DO THIS
Copy the material below without changing a single character, and keep every line in its original order.

/---

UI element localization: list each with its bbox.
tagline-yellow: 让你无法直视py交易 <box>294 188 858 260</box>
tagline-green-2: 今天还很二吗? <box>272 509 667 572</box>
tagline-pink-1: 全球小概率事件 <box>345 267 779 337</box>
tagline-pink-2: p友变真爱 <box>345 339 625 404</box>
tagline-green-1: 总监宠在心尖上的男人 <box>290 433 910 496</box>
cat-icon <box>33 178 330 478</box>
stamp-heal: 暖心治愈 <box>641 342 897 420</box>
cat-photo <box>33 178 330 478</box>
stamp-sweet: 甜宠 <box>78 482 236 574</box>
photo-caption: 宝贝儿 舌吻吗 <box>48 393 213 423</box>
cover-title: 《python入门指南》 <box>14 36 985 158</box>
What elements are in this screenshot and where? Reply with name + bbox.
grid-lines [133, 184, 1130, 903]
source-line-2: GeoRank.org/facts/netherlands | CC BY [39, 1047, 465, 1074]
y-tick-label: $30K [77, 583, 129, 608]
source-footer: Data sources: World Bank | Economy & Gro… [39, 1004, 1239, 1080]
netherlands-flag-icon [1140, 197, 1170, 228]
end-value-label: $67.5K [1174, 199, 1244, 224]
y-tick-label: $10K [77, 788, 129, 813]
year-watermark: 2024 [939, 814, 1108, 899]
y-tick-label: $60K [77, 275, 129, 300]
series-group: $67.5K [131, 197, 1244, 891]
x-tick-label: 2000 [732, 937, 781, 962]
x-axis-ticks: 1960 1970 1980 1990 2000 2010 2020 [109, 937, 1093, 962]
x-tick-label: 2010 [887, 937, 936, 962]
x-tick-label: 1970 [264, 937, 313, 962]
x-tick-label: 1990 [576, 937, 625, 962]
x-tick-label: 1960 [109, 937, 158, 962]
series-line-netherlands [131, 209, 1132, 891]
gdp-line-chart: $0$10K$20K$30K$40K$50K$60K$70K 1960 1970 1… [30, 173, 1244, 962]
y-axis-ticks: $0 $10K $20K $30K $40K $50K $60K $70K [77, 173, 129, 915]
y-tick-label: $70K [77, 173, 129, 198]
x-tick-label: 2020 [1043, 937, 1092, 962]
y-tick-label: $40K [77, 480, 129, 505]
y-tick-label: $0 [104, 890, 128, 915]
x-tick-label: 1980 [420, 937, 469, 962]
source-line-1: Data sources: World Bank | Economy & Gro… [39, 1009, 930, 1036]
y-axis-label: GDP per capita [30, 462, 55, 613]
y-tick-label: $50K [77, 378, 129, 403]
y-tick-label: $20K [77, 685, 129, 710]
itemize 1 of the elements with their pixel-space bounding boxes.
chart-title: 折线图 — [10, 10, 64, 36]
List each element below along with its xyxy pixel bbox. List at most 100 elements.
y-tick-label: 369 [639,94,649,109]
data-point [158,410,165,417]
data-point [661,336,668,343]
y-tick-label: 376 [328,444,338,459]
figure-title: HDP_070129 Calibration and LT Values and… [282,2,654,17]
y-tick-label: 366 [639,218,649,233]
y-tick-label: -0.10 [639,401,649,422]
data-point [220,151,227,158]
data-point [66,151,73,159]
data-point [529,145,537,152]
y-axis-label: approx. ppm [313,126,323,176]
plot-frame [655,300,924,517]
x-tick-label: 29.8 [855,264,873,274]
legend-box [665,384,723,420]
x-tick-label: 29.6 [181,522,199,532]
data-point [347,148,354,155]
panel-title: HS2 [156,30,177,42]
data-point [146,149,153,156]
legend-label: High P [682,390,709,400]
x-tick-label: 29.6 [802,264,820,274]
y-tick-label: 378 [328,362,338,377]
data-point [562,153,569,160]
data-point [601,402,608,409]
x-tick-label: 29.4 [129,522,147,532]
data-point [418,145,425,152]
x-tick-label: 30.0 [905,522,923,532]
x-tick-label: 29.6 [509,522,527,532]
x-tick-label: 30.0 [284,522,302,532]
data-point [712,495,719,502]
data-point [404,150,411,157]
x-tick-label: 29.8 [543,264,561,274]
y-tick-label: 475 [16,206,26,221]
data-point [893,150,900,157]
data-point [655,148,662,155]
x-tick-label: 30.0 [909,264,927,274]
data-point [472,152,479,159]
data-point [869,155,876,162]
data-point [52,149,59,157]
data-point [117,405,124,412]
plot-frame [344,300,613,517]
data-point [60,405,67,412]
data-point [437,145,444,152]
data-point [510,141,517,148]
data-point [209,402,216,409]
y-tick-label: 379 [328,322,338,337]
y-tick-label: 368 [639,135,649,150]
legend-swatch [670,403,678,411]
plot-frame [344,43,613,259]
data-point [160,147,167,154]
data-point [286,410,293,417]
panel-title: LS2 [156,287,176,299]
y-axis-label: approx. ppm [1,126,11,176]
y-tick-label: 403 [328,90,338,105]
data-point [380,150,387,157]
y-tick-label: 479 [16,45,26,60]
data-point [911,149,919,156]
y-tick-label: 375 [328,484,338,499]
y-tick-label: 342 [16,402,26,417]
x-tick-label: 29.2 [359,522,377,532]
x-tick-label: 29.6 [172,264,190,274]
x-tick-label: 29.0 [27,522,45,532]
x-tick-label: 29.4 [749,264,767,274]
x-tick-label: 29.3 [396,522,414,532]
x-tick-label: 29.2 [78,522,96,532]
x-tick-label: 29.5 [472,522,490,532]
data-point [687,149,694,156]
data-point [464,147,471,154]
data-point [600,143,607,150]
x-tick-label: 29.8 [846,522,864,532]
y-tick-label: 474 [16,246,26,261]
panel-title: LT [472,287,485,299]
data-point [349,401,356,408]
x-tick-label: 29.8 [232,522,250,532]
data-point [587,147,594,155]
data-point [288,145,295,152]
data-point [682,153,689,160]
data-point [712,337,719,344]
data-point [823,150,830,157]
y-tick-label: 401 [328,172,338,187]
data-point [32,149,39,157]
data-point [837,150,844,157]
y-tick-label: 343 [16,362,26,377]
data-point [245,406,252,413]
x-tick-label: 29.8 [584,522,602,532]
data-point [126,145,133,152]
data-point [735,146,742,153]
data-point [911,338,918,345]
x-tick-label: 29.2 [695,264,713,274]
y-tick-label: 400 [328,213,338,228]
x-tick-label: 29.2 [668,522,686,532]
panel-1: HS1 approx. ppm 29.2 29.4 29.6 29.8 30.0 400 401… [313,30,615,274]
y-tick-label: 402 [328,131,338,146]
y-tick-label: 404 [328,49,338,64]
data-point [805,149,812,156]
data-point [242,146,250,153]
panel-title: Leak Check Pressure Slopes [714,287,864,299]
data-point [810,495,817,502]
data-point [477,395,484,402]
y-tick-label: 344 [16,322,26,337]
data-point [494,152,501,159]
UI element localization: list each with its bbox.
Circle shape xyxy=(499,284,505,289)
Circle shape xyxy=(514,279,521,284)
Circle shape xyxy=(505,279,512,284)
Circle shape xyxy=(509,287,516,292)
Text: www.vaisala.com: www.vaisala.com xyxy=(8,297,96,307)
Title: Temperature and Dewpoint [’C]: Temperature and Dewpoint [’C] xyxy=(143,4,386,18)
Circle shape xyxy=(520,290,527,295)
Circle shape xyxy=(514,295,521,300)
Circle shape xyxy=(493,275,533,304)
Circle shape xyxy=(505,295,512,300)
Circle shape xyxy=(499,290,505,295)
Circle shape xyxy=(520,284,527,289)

\---

TASK RESULT
UI element localization: list each with its bbox.
tagline-yellow: 让你无法直视py交易 <box>294 188 858 260</box>
tagline-green-2: 今天还很二吗? <box>272 509 667 572</box>
tagline-pink-1: 全球小概率事件 <box>345 267 779 337</box>
tagline-pink-2: p友变真爱 <box>345 339 625 404</box>
tagline-green-1: 总监宠在心尖上的男人 <box>290 433 910 496</box>
cat-icon <box>33 178 330 478</box>
stamp-heal: 暖心治愈 <box>641 342 897 420</box>
cat-photo <box>33 178 330 478</box>
stamp-sweet: 甜宠 <box>78 482 236 574</box>
photo-caption: 宝贝儿 舌吻吗 <box>48 393 213 423</box>
cover-title: 《python入门指南》 <box>14 36 985 158</box>
What elements are in this screenshot and where? Reply with name + bbox.
grid-lines [133, 184, 1130, 903]
source-line-2: GeoRank.org/facts/netherlands | CC BY [39, 1047, 465, 1074]
y-tick-label: $30K [77, 583, 129, 608]
source-footer: Data sources: World Bank | Economy & Gro… [39, 1004, 1239, 1080]
netherlands-flag-icon [1140, 197, 1170, 228]
end-value-label: $67.5K [1174, 199, 1244, 224]
y-tick-label: $10K [77, 788, 129, 813]
year-watermark: 2024 [939, 814, 1108, 899]
y-tick-label: $60K [77, 275, 129, 300]
series-group: $67.5K [131, 197, 1244, 891]
x-tick-label: 2000 [732, 937, 781, 962]
x-axis-ticks: 1960 1970 1980 1990 2000 2010 2020 [109, 937, 1093, 962]
x-tick-label: 2010 [887, 937, 936, 962]
x-tick-label: 1970 [264, 937, 313, 962]
x-tick-label: 1990 [576, 937, 625, 962]
x-tick-label: 1960 [109, 937, 158, 962]
series-line-netherlands [131, 209, 1132, 891]
gdp-line-chart: $0$10K$20K$30K$40K$50K$60K$70K 1960 1970 1… [30, 173, 1244, 962]
y-axis-ticks: $0 $10K $20K $30K $40K $50K $60K $70K [77, 173, 129, 915]
y-tick-label: $70K [77, 173, 129, 198]
x-tick-label: 2020 [1043, 937, 1092, 962]
y-tick-label: $40K [77, 480, 129, 505]
y-tick-label: $0 [104, 890, 128, 915]
x-tick-label: 1980 [420, 937, 469, 962]
source-line-1: Data sources: World Bank | Economy & Gro… [39, 1009, 930, 1036]
y-axis-label: GDP per capita [30, 462, 55, 613]
y-tick-label: $50K [77, 378, 129, 403]
y-tick-label: $20K [77, 685, 129, 710]
itemize 1 of the elements with their pixel-space bounding boxes.
chart-title: 折线图 — [10, 10, 64, 36]
List each element below along with its xyxy pixel bbox. List at most 100 elements.
y-tick-label: 369 [639,94,649,109]
data-point [158,410,165,417]
data-point [661,336,668,343]
y-tick-label: 376 [328,444,338,459]
figure-title: HDP_070129 Calibration and LT Values and… [282,2,654,17]
y-tick-label: 366 [639,218,649,233]
y-tick-label: -0.10 [639,401,649,422]
data-point [220,151,227,158]
data-point [66,151,73,159]
data-point [529,145,537,152]
y-axis-label: approx. ppm [313,126,323,176]
plot-frame [655,300,924,517]
x-tick-label: 29.8 [855,264,873,274]
legend-box [665,384,723,420]
x-tick-label: 29.6 [181,522,199,532]
data-point [347,148,354,155]
panel-title: HS2 [156,30,177,42]
data-point [146,149,153,156]
legend-label: High P [682,390,709,400]
x-tick-label: 29.6 [802,264,820,274]
y-tick-label: 378 [328,362,338,377]
data-point [562,153,569,160]
data-point [601,402,608,409]
x-tick-label: 29.4 [129,522,147,532]
data-point [418,145,425,152]
x-tick-label: 30.0 [905,522,923,532]
x-tick-label: 29.6 [509,522,527,532]
x-tick-label: 30.0 [284,522,302,532]
data-point [712,495,719,502]
data-point [404,150,411,157]
x-tick-label: 29.8 [543,264,561,274]
y-tick-label: 475 [16,206,26,221]
data-point [893,150,900,157]
data-point [655,148,662,155]
x-tick-label: 30.0 [909,264,927,274]
data-point [472,152,479,159]
data-point [869,155,876,162]
data-point [52,149,59,157]
data-point [117,405,124,412]
plot-frame [344,300,613,517]
data-point [60,405,67,412]
data-point [437,145,444,152]
data-point [510,141,517,148]
data-point [209,402,216,409]
y-tick-label: 379 [328,322,338,337]
y-tick-label: 368 [639,135,649,150]
legend-swatch [670,403,678,411]
plot-frame [344,43,613,259]
data-point [160,147,167,154]
data-point [286,410,293,417]
panel-title: LS2 [156,287,176,299]
y-axis-label: approx. ppm [1,126,11,176]
y-tick-label: 403 [328,90,338,105]
data-point [380,150,387,157]
y-tick-label: 479 [16,45,26,60]
data-point [911,149,919,156]
y-tick-label: 375 [328,484,338,499]
y-tick-label: 342 [16,402,26,417]
x-tick-label: 29.2 [359,522,377,532]
x-tick-label: 29.6 [172,264,190,274]
x-tick-label: 29.0 [27,522,45,532]
x-tick-label: 29.4 [749,264,767,274]
x-tick-label: 29.3 [396,522,414,532]
x-tick-label: 29.2 [78,522,96,532]
x-tick-label: 29.5 [472,522,490,532]
data-point [687,149,694,156]
data-point [464,147,471,154]
data-point [600,143,607,150]
x-tick-label: 29.8 [846,522,864,532]
y-tick-label: 474 [16,246,26,261]
panel-title: LT [472,287,485,299]
data-point [349,401,356,408]
x-tick-label: 29.8 [232,522,250,532]
data-point [587,147,594,155]
data-point [288,145,295,152]
data-point [682,153,689,160]
data-point [712,337,719,344]
data-point [823,150,830,157]
y-tick-label: 401 [328,172,338,187]
data-point [32,149,39,157]
data-point [837,150,844,157]
y-tick-label: 343 [16,362,26,377]
data-point [245,406,252,413]
x-tick-label: 29.8 [584,522,602,532]
data-point [126,145,133,152]
data-point [735,146,742,153]
data-point [911,338,918,345]
x-tick-label: 29.2 [695,264,713,274]
y-tick-label: 400 [328,213,338,228]
x-tick-label: 29.2 [668,522,686,532]
panel-1: HS1 approx. ppm 29.2 29.4 29.6 29.8 30.0 400 401… [313,30,615,274]
y-tick-label: 402 [328,131,338,146]
y-tick-label: 404 [328,49,338,64]
data-point [805,149,812,156]
data-point [242,146,250,153]
panel-title: Leak Check Pressure Slopes [714,287,864,299]
data-point [810,495,817,502]
data-point [477,395,484,402]
y-tick-label: 344 [16,322,26,337]
data-point [494,152,501,159]
UI element localization: list each with its bbox.
Circle shape xyxy=(499,284,505,289)
Circle shape xyxy=(514,279,521,284)
Circle shape xyxy=(505,279,512,284)
Circle shape xyxy=(509,287,516,292)
Text: www.vaisala.com: www.vaisala.com xyxy=(8,297,96,307)
Title: Temperature and Dewpoint [’C]: Temperature and Dewpoint [’C] xyxy=(143,4,386,18)
Circle shape xyxy=(520,290,527,295)
Circle shape xyxy=(514,295,521,300)
Circle shape xyxy=(493,275,533,304)
Circle shape xyxy=(505,295,512,300)
Circle shape xyxy=(499,290,505,295)
Circle shape xyxy=(520,284,527,289)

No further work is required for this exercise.